Basically orange is a phone company that doesn't let people make phone calls or seem to want your money.

Any recommendations for a good international sim?


----------



## gus-lopez (Jan 4, 2010)

Telefonia movil barata en España omv Hitsmobile - HITS Mobile
They are offering 0€ for 1st 5 mins up to december 31st for anyone signing up now.


----------



## Pazcat (Mar 24, 2010)

Thanks, that looks like it might suffice.


----------



## Pesky Wesky (May 10, 2009)

I had a big problem with Orange, but that doesn't mean to say the other companies would have been any better. We left Orange and went back to Moviestar. I think they have improved a little and at least you know that they've got the lines that your phone is operating on, well at least that's the case in our area.
This is the government site that tells you where/ how you should make complaintss about phone companies apparently although one poster says that these people didn't solve his problem.

• [Dataset extract]:
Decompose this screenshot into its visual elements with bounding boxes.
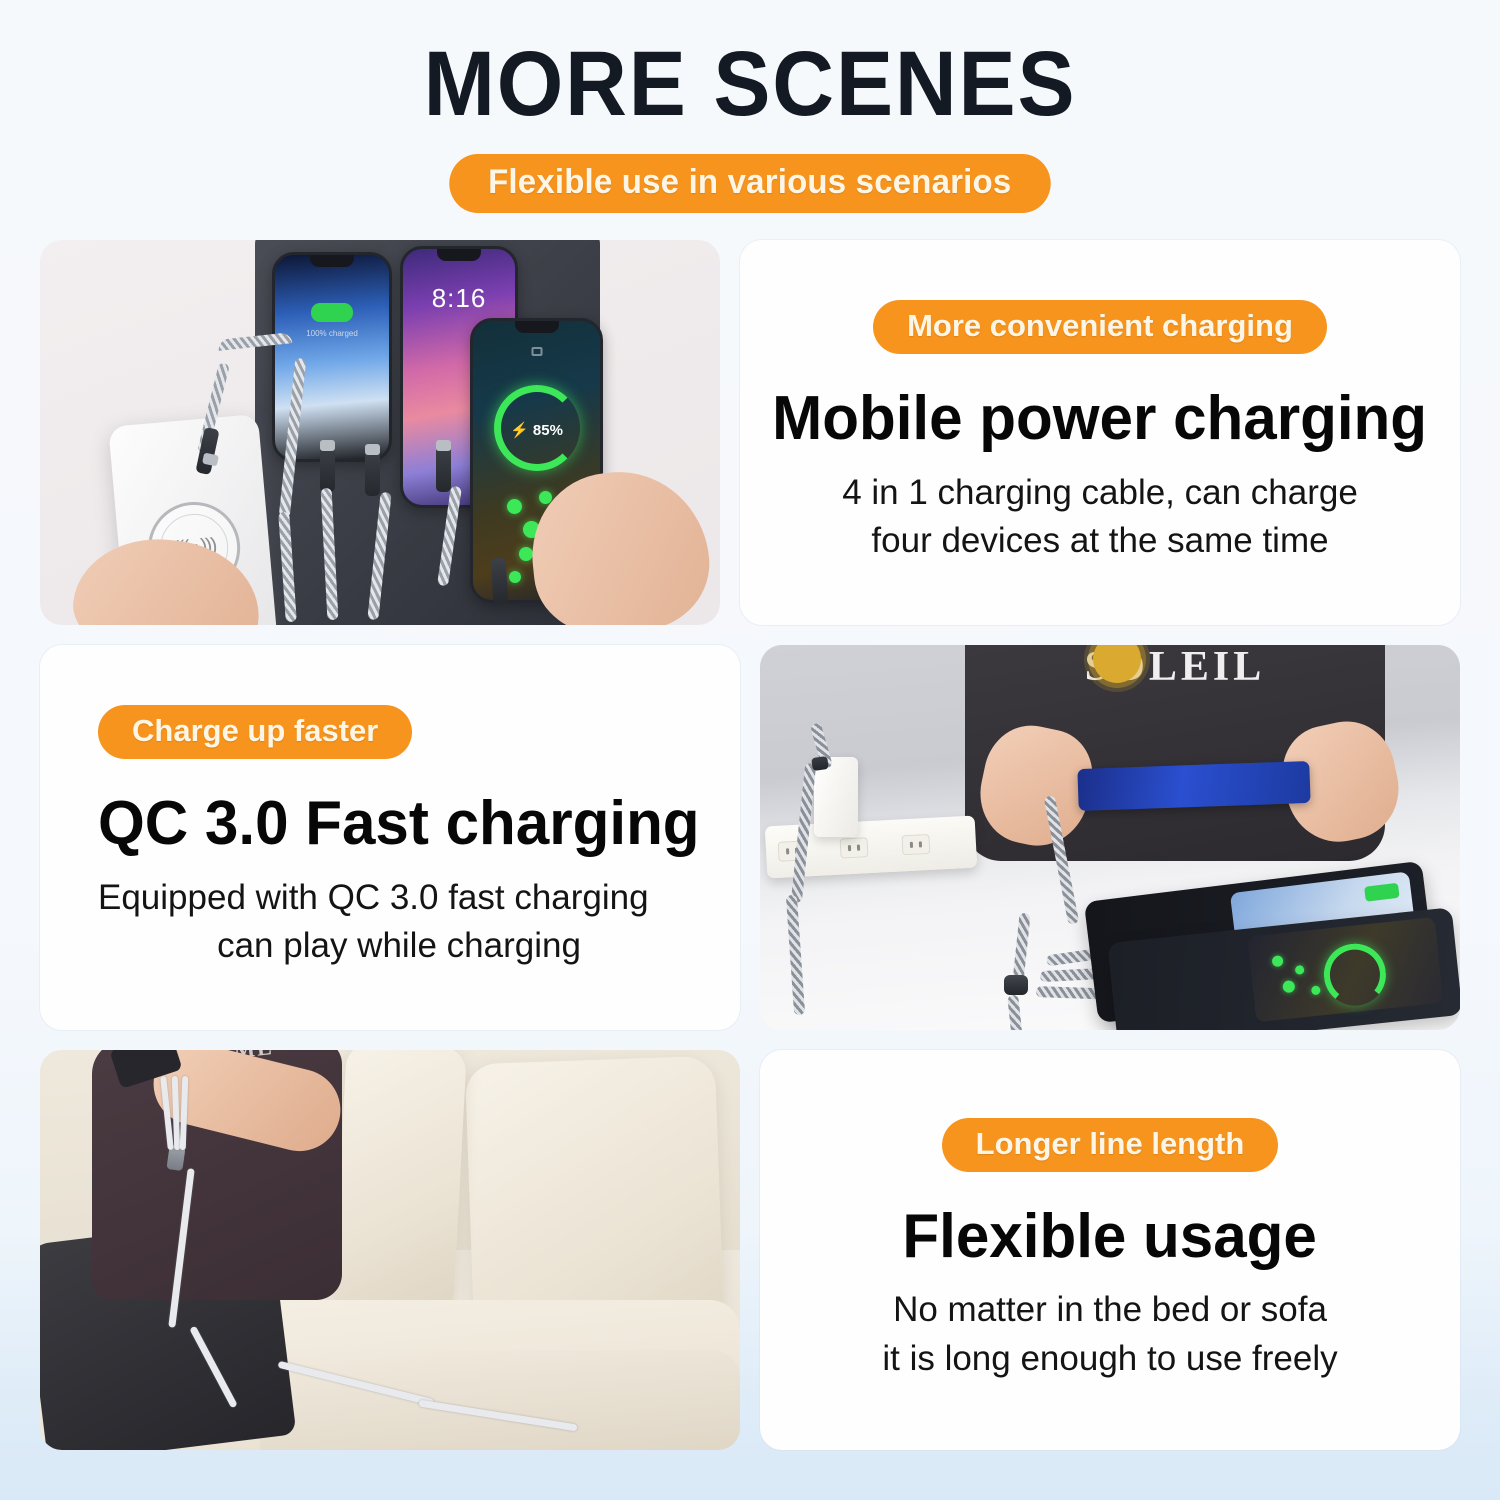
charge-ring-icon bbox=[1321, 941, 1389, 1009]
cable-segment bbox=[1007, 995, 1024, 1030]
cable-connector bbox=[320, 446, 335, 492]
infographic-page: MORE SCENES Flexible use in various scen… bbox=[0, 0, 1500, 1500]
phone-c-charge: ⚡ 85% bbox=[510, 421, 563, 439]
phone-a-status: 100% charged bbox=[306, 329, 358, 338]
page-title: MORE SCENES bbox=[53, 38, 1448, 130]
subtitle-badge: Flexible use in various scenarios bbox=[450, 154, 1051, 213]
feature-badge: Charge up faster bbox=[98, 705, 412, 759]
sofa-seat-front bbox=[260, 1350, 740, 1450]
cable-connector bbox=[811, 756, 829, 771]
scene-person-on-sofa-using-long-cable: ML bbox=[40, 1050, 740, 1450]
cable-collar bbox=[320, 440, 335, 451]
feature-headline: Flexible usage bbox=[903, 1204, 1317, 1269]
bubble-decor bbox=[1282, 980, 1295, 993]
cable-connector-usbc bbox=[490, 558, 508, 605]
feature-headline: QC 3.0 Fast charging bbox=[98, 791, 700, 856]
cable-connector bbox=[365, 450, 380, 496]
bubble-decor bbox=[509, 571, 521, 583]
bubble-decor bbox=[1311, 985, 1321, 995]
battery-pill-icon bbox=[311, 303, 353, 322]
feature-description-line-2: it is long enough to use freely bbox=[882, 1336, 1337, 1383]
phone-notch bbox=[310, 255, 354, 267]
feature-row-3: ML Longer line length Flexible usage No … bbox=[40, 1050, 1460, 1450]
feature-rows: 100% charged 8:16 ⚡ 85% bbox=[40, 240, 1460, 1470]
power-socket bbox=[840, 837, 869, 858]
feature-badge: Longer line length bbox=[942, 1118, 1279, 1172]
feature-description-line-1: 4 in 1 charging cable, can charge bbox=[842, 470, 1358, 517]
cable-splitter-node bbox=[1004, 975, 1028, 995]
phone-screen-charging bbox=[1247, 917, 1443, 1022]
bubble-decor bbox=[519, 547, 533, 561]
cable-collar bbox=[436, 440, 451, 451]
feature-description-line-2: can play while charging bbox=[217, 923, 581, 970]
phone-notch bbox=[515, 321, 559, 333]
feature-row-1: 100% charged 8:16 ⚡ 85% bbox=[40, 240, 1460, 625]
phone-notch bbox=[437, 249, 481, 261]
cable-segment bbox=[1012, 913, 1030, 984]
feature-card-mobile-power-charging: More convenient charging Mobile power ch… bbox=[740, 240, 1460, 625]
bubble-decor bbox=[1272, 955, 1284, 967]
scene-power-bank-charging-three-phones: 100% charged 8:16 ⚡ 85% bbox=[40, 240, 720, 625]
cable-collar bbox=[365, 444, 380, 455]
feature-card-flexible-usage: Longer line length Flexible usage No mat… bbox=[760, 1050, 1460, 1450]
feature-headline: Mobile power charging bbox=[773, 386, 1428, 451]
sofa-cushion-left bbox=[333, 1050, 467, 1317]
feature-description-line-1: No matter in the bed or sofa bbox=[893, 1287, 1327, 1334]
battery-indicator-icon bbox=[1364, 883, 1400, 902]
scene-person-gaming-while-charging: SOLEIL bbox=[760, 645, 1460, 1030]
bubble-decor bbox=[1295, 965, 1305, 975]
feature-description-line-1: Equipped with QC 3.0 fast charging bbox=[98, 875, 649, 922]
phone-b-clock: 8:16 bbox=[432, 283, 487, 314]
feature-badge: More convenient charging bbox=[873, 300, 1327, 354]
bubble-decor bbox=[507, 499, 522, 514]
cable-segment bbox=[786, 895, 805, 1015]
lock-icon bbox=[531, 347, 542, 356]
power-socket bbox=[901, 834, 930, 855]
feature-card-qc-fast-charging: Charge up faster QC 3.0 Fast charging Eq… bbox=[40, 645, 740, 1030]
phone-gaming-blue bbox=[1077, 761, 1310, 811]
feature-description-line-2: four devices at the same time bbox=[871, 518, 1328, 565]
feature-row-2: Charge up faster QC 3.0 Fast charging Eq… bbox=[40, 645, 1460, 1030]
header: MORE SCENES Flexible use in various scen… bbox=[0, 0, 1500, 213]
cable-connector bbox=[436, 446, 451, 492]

• [Problems to solve]:
(a) Using the phone company thread, decide whether each statement agrees with it, answering yes or no and quoting the deciding words. (i) Pesky Wesky's household left Orange for Moviestar. (ii) The Hitsmobile offer of 0€ for the first 5 minutes lasts until December 31st. (iii) The government site is described as having solved the problem of every poster who used it.
(b) Render this sentence from the phone company thread in Spanish: "I had a big problem with Orange, but that doesn't mean to say the other companies would have been any better."
(c) Resume the phone company thread after its final sentence.

• [Responses for each task]:
(a)
(i) Yes: "We left Orange and went back to Moviestar."
(ii) Yes: "They are offering 0€ for 1st 5 mins up to december 31st for anyone signing up now."
(iii) No: "one poster says that these people didn't solve his problem."

(b) Tuve un gran problema con Orange, pero eso no quiere decir que las otras compañías hubieran sido mejores.

(c)
Oficina de Atención al Usuario de Telecomunicaciones - Oficina de Atención al Usuario de Telecomunicaciones
Another difficulty could be the language. I speak fluent Spanish but ended up giving the telephone to my husband or daughter who had no qualms about telling the call centre agents that they didn't understand a word they were saying. (We had a problem with the line and they kept telling us to check various parts of the instalation with technical language, which it turned out had been done wrong, by the original Telefónica workers... In the end I told them I was disabled and couldn't go up and down stairs )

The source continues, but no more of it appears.